━━━ EXERCISE MATERIALS ━━━

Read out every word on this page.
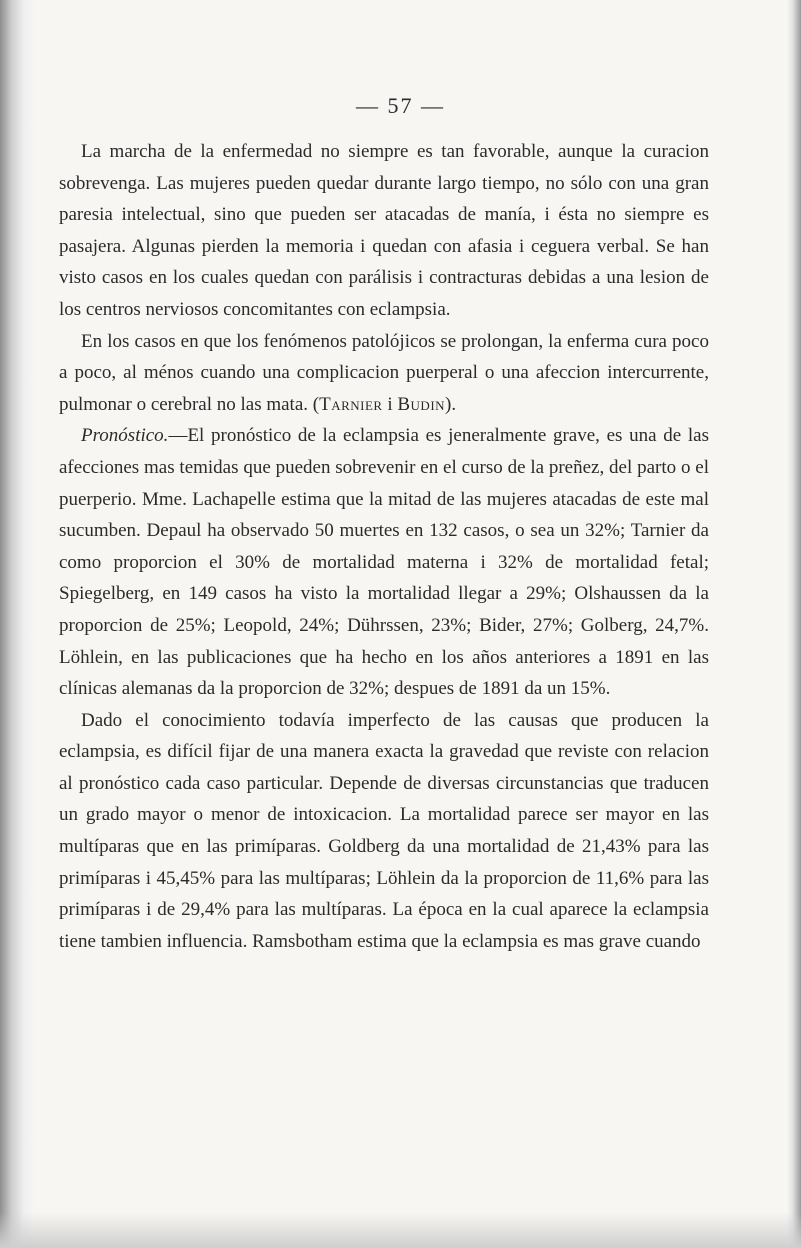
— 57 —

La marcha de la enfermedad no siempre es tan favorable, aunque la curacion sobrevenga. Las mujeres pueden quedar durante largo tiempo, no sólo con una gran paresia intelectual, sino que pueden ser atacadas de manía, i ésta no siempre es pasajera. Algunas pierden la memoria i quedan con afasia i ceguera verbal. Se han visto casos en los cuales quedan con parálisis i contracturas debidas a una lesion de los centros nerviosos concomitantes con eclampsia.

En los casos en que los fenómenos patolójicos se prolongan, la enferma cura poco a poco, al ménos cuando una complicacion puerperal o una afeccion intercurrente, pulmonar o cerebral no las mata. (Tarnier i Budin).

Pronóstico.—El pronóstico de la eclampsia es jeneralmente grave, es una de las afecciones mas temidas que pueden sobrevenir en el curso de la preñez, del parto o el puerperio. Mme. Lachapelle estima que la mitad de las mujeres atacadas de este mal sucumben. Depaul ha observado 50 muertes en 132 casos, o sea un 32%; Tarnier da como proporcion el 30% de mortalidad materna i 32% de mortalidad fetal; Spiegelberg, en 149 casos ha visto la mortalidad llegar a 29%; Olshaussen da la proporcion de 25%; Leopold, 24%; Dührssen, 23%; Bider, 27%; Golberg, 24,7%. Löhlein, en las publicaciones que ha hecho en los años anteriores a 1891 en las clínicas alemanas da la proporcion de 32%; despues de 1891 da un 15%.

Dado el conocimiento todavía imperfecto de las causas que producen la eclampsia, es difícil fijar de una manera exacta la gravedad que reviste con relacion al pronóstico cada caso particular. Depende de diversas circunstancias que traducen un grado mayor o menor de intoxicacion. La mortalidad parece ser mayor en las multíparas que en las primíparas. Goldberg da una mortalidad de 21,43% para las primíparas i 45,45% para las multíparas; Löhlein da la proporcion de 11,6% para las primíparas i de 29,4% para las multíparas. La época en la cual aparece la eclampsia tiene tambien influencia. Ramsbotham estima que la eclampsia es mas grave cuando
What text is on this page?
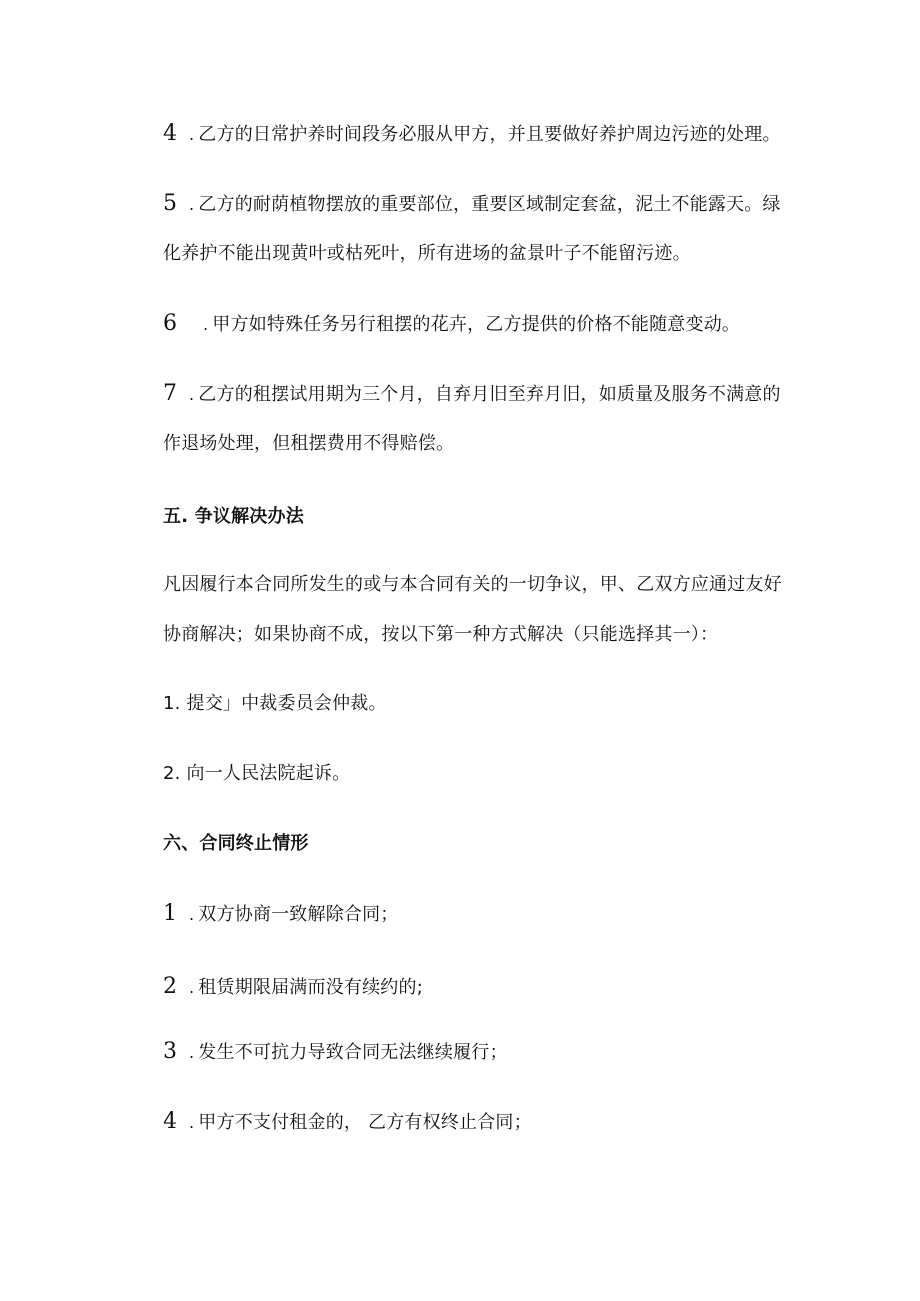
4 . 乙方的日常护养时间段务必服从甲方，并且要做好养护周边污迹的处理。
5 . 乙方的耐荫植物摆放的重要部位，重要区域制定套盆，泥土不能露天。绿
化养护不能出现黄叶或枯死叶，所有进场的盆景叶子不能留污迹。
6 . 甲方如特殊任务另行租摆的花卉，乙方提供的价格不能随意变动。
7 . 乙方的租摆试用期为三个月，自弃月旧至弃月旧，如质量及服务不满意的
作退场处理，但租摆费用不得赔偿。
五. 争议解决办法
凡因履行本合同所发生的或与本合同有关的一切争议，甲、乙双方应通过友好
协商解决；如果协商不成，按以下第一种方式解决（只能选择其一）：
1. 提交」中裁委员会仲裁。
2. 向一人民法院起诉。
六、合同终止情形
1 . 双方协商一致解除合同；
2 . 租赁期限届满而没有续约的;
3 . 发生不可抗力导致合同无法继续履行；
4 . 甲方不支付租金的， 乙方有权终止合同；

━━━
━━━ EXERCISE MATERIALS ━━━

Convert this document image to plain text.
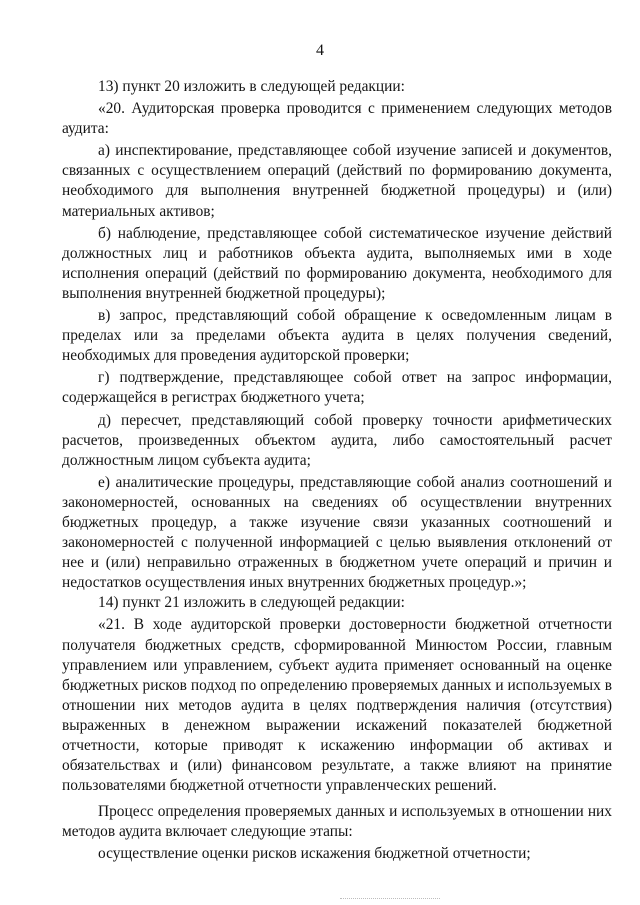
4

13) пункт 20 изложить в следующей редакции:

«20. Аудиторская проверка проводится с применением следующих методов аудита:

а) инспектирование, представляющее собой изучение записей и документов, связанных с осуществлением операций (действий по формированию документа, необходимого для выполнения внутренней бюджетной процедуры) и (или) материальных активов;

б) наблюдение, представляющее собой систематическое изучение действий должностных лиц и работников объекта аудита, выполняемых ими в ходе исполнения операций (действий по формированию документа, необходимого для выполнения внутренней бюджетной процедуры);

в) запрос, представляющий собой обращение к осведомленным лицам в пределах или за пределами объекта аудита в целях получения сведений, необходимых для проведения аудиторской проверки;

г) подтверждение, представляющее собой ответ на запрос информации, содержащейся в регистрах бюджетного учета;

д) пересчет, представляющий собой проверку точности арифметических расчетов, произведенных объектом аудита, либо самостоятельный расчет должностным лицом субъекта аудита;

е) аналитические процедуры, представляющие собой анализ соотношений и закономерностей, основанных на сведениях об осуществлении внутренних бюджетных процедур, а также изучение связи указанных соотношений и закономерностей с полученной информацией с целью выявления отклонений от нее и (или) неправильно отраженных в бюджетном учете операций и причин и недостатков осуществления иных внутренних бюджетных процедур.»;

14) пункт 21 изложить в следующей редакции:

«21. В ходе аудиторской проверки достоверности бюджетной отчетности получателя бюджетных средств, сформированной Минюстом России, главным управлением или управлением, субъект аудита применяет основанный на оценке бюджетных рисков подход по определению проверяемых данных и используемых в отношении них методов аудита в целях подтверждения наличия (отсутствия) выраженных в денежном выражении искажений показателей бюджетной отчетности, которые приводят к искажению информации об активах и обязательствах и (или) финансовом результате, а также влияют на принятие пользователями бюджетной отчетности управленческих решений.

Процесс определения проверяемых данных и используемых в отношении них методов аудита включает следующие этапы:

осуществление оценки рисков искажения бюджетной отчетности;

━━━
━━━ EXERCISE MATERIALS ━━━

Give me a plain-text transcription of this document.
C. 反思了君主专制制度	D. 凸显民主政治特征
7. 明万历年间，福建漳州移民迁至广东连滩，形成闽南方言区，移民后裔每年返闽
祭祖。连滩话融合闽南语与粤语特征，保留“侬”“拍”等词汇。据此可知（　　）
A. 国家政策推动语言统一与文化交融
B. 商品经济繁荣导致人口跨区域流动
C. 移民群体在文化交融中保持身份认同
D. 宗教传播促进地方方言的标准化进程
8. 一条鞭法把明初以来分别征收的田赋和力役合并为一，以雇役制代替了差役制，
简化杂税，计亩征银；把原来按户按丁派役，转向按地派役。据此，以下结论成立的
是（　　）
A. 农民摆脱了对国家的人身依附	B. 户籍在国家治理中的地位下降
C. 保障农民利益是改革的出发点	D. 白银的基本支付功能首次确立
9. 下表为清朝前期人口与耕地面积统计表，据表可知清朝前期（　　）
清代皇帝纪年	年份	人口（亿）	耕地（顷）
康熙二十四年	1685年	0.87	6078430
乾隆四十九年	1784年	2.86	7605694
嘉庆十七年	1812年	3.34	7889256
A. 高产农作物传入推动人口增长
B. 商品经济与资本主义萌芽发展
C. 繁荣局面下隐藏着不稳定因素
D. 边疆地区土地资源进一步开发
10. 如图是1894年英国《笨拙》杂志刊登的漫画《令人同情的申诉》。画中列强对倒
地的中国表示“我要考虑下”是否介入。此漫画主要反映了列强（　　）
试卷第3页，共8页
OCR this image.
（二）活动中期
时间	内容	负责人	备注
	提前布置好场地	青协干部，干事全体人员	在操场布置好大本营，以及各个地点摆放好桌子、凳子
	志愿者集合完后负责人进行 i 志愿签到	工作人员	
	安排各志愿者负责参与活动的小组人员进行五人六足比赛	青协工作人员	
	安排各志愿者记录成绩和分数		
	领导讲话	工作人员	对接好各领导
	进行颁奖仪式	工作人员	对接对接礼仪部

━━━

▸ **REQUIRED WORK**
Of the lines above, how many contain the word "this"? Provide the number and nothing else.

▸ **RESULT**
5